Retype everything in the listing, leaving each line exactly as it is.

-- EXCERPTED DATA --
* * * *

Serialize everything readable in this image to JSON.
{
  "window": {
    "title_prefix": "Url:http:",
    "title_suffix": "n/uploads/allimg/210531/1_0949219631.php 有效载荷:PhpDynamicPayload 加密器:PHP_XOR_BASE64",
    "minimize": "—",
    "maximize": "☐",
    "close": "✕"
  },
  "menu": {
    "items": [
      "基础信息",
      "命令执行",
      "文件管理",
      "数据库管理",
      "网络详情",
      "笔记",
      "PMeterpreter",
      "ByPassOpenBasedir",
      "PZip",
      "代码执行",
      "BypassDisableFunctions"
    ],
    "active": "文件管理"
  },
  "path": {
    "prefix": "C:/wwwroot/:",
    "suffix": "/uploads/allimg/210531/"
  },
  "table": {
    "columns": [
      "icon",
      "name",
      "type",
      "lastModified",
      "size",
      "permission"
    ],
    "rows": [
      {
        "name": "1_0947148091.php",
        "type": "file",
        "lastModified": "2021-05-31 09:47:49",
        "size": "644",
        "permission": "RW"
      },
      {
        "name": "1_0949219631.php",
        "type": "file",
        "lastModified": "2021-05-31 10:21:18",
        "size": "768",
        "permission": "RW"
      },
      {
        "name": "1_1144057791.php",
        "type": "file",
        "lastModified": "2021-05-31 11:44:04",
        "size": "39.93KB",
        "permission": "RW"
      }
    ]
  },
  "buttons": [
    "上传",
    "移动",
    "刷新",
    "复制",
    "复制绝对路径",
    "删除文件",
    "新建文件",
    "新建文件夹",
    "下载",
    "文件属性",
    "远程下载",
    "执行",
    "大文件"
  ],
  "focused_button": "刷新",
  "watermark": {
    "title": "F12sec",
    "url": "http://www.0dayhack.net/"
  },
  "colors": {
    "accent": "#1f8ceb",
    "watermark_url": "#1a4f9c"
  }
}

* * * *

-- TASK RESULT --
Serialize everything readable in this image to JSON.
{
  "window": {
    "title_prefix": "Url:http:",
    "title_suffix": "n/uploads/allimg/210531/1_0949219631.php 有效载荷:PhpDynamicPayload 加密器:PHP_XOR_BASE64",
    "minimize": "—",
    "maximize": "☐",
    "close": "✕"
  },
  "menu": {
    "items": [
      "基础信息",
      "命令执行",
      "文件管理",
      "数据库管理",
      "网络详情",
      "笔记",
      "PMeterpreter",
      "ByPassOpenBasedir",
      "PZip",
      "代码执行",
      "BypassDisableFunctions"
    ],
    "active": "文件管理"
  },
  "path": {
    "prefix": "C:/wwwroot/:",
    "suffix": "/uploads/allimg/210531/"
  },
  "table": {
    "columns": [
      "icon",
      "name",
      "type",
      "lastModified",
      "size",
      "permission"
    ],
    "rows": [
      {
        "name": "1_0947148091.php",
        "type": "file",
        "lastModified": "2021-05-31 09:47:49",
        "size": "644",
        "permission": "RW"
      },
      {
        "name": "1_0949219631.php",
        "type": "file",
        "lastModified": "2021-05-31 10:21:18",
        "size": "768",
        "permission": "RW"
      },
      {
        "name": "1_1144057791.php",
        "type": "file",
        "lastModified": "2021-05-31 11:44:04",
        "size": "39.93KB",
        "permission": "RW"
      }
    ]
  },
  "buttons": [
    "上传",
    "移动",
    "刷新",
    "复制",
    "复制绝对路径",
    "删除文件",
    "新建文件",
    "新建文件夹",
    "下载",
    "文件属性",
    "远程下载",
    "执行",
    "大文件"
  ],
  "focused_button": "刷新",
  "watermark": {
    "title": "F12sec",
    "url": "http://www.0dayhack.net/"
  },
  "colors": {
    "accent": "#1f8ceb",
    "watermark_url": "#1a4f9c"
  }
}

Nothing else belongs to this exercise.